• **Requirements**
The records that follow are to be repeated without alteration.

• **Dataset items**
------------------------------------------------

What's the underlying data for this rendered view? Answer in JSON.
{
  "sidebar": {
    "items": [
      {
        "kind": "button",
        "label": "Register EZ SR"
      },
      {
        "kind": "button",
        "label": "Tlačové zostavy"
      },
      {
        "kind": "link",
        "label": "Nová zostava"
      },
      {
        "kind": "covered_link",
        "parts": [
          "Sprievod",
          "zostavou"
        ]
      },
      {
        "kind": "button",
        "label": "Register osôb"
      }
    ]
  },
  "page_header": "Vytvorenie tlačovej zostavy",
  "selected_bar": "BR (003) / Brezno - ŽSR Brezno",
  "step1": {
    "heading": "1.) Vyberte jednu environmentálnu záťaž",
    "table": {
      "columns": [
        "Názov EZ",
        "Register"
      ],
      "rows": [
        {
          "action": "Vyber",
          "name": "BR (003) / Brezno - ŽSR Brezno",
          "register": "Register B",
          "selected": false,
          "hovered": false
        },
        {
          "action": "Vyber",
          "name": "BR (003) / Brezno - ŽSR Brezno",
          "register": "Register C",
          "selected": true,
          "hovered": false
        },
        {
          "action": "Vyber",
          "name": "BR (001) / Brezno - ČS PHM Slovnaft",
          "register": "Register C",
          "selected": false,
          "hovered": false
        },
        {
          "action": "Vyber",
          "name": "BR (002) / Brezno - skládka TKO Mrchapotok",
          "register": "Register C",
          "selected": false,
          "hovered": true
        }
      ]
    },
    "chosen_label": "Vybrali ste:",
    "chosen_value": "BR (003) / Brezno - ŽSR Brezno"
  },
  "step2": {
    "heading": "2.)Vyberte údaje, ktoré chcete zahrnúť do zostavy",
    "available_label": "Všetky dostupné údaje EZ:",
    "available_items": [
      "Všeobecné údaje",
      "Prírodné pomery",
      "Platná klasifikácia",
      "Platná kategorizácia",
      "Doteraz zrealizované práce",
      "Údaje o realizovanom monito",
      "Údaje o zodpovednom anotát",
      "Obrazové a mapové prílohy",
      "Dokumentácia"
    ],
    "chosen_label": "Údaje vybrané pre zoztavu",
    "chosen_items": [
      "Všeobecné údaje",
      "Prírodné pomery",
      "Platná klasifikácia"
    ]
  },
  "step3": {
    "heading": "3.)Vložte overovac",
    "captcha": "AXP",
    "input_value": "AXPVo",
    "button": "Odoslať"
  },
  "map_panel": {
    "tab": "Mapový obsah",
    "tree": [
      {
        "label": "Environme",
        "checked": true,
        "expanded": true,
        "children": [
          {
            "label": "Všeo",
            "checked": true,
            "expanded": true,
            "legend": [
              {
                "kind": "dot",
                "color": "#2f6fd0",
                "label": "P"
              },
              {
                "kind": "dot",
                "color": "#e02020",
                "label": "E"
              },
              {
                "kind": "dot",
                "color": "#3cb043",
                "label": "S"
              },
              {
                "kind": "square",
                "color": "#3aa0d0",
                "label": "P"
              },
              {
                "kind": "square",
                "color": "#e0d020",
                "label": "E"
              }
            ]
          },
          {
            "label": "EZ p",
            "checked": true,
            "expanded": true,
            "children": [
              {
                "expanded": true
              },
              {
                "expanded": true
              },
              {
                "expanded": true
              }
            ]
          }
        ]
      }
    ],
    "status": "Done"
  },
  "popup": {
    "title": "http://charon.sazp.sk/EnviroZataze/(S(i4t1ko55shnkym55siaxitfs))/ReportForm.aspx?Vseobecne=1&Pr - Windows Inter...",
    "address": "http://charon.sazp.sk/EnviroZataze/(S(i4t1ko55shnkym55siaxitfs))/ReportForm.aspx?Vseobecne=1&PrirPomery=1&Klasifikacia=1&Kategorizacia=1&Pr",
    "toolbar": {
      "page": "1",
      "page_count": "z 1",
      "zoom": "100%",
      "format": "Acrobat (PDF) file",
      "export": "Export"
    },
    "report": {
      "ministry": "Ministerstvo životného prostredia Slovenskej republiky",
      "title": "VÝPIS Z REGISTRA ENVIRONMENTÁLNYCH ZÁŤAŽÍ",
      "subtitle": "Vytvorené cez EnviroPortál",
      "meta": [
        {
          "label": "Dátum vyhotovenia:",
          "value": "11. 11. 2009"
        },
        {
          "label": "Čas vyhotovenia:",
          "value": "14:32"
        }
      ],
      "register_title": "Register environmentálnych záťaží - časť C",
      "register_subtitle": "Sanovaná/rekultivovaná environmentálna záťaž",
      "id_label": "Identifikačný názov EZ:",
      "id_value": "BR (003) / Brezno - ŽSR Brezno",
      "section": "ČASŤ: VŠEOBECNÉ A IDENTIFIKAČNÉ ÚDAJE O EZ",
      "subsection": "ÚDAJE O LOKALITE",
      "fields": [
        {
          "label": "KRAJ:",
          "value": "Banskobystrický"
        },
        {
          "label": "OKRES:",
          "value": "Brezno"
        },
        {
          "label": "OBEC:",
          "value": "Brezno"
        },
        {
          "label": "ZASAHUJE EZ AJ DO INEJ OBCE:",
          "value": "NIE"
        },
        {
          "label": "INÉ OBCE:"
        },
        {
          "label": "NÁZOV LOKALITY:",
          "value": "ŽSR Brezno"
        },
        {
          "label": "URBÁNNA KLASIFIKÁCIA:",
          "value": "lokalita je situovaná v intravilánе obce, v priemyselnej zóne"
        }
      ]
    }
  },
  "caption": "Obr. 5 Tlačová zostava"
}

------------------------------------------------

• **Solution to the exercise**
What's the underlying data for this rendered view? Answer in JSON.
{
  "sidebar": {
    "items": [
      {
        "kind": "button",
        "label": "Register EZ SR"
      },
      {
        "kind": "button",
        "label": "Tlačové zostavy"
      },
      {
        "kind": "link",
        "label": "Nová zostava"
      },
      {
        "kind": "covered_link",
        "parts": [
          "Sprievod",
          "zostavou"
        ]
      },
      {
        "kind": "button",
        "label": "Register osôb"
      }
    ]
  },
  "page_header": "Vytvorenie tlačovej zostavy",
  "selected_bar": "BR (003) / Brezno - ŽSR Brezno",
  "step1": {
    "heading": "1.) Vyberte jednu environmentálnu záťaž",
    "table": {
      "columns": [
        "Názov EZ",
        "Register"
      ],
      "rows": [
        {
          "action": "Vyber",
          "name": "BR (003) / Brezno - ŽSR Brezno",
          "register": "Register B",
          "selected": false,
          "hovered": false
        },
        {
          "action": "Vyber",
          "name": "BR (003) / Brezno - ŽSR Brezno",
          "register": "Register C",
          "selected": true,
          "hovered": false
        },
        {
          "action": "Vyber",
          "name": "BR (001) / Brezno - ČS PHM Slovnaft",
          "register": "Register C",
          "selected": false,
          "hovered": false
        },
        {
          "action": "Vyber",
          "name": "BR (002) / Brezno - skládka TKO Mrchapotok",
          "register": "Register C",
          "selected": false,
          "hovered": true
        }
      ]
    },
    "chosen_label": "Vybrali ste:",
    "chosen_value": "BR (003) / Brezno - ŽSR Brezno"
  },
  "step2": {
    "heading": "2.)Vyberte údaje, ktoré chcete zahrnúť do zostavy",
    "available_label": "Všetky dostupné údaje EZ:",
    "available_items": [
      "Všeobecné údaje",
      "Prírodné pomery",
      "Platná klasifikácia",
      "Platná kategorizácia",
      "Doteraz zrealizované práce",
      "Údaje o realizovanom monito",
      "Údaje o zodpovednom anotát",
      "Obrazové a mapové prílohy",
      "Dokumentácia"
    ],
    "chosen_label": "Údaje vybrané pre zoztavu",
    "chosen_items": [
      "Všeobecné údaje",
      "Prírodné pomery",
      "Platná klasifikácia"
    ]
  },
  "step3": {
    "heading": "3.)Vložte overovac",
    "captcha": "AXP",
    "input_value": "AXPVo",
    "button": "Odoslať"
  },
  "map_panel": {
    "tab": "Mapový obsah",
    "tree": [
      {
        "label": "Environme",
        "checked": true,
        "expanded": true,
        "children": [
          {
            "label": "Všeo",
            "checked": true,
            "expanded": true,
            "legend": [
              {
                "kind": "dot",
                "color": "#2f6fd0",
                "label": "P"
              },
              {
                "kind": "dot",
                "color": "#e02020",
                "label": "E"
              },
              {
                "kind": "dot",
                "color": "#3cb043",
                "label": "S"
              },
              {
                "kind": "square",
                "color": "#3aa0d0",
                "label": "P"
              },
              {
                "kind": "square",
                "color": "#e0d020",
                "label": "E"
              }
            ]
          },
          {
            "label": "EZ p",
            "checked": true,
            "expanded": true,
            "children": [
              {
                "expanded": true
              },
              {
                "expanded": true
              },
              {
                "expanded": true
              }
            ]
          }
        ]
      }
    ],
    "status": "Done"
  },
  "popup": {
    "title": "http://charon.sazp.sk/EnviroZataze/(S(i4t1ko55shnkym55siaxitfs))/ReportForm.aspx?Vseobecne=1&Pr - Windows Inter...",
    "address": "http://charon.sazp.sk/EnviroZataze/(S(i4t1ko55shnkym55siaxitfs))/ReportForm.aspx?Vseobecne=1&PrirPomery=1&Klasifikacia=1&Kategorizacia=1&Pr",
    "toolbar": {
      "page": "1",
      "page_count": "z 1",
      "zoom": "100%",
      "format": "Acrobat (PDF) file",
      "export": "Export"
    },
    "report": {
      "ministry": "Ministerstvo životného prostredia Slovenskej republiky",
      "title": "VÝPIS Z REGISTRA ENVIRONMENTÁLNYCH ZÁŤAŽÍ",
      "subtitle": "Vytvorené cez EnviroPortál",
      "meta": [
        {
          "label": "Dátum vyhotovenia:",
          "value": "11. 11. 2009"
        },
        {
          "label": "Čas vyhotovenia:",
          "value": "14:32"
        }
      ],
      "register_title": "Register environmentálnych záťaží - časť C",
      "register_subtitle": "Sanovaná/rekultivovaná environmentálna záťaž",
      "id_label": "Identifikačný názov EZ:",
      "id_value": "BR (003) / Brezno - ŽSR Brezno",
      "section": "ČASŤ: VŠEOBECNÉ A IDENTIFIKAČNÉ ÚDAJE O EZ",
      "subsection": "ÚDAJE O LOKALITE",
      "fields": [
        {
          "label": "KRAJ:",
          "value": "Banskobystrický"
        },
        {
          "label": "OKRES:",
          "value": "Brezno"
        },
        {
          "label": "OBEC:",
          "value": "Brezno"
        },
        {
          "label": "ZASAHUJE EZ AJ DO INEJ OBCE:",
          "value": "NIE"
        },
        {
          "label": "INÉ OBCE:"
        },
        {
          "label": "NÁZOV LOKALITY:",
          "value": "ŽSR Brezno"
        },
        {
          "label": "URBÁNNA KLASIFIKÁCIA:",
          "value": "lokalita je situovaná v intravilánе obce, v priemyselnej zóne"
        }
      ]
    }
  },
  "caption": "Obr. 5 Tlačová zostava"
}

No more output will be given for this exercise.